Exercise objective:
Gather all lines from the material that contain the word "admissible".

Task input:

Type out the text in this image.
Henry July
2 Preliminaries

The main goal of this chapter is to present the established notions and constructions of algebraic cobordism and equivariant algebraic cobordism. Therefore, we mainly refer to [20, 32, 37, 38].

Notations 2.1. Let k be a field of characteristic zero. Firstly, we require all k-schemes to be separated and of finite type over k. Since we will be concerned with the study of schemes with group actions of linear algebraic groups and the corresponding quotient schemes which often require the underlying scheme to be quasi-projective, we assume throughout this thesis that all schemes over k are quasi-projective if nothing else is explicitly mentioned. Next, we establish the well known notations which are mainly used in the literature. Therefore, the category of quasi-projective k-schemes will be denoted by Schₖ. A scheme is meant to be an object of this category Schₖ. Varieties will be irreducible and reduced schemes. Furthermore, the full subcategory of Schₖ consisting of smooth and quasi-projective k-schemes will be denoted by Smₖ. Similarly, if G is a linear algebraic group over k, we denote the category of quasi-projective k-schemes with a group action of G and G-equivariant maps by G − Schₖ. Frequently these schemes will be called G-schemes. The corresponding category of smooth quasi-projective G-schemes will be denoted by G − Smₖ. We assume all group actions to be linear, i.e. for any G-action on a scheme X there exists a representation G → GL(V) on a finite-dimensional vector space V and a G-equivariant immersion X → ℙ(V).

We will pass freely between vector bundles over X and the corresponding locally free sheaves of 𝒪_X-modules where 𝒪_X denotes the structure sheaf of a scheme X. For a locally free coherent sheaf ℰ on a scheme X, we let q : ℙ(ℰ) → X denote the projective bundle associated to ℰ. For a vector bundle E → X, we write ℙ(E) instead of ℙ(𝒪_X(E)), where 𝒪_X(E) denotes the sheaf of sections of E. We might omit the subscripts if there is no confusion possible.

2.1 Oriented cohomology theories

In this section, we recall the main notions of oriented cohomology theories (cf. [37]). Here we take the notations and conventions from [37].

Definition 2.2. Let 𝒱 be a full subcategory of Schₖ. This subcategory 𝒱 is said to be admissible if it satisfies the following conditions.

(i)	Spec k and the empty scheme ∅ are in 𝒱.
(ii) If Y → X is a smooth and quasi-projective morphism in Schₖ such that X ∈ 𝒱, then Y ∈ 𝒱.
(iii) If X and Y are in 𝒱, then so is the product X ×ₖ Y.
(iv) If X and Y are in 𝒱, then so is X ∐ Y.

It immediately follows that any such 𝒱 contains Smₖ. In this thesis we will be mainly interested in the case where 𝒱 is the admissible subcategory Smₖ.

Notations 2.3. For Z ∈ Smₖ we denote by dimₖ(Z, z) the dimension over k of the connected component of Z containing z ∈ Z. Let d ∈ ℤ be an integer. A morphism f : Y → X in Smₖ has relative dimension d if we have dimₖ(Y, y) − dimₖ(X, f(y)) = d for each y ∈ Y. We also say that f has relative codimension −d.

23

Answer for the task:
Definition 2.2. Let 𝒱 be a full subcategory of Schₖ. This subcategory 𝒱 is said to be admissible if it satisfies the following conditions.
It immediately follows that any such 𝒱 contains Smₖ. In this thesis we will be mainly interested in the case where 𝒱 is the admissible subcategory Smₖ.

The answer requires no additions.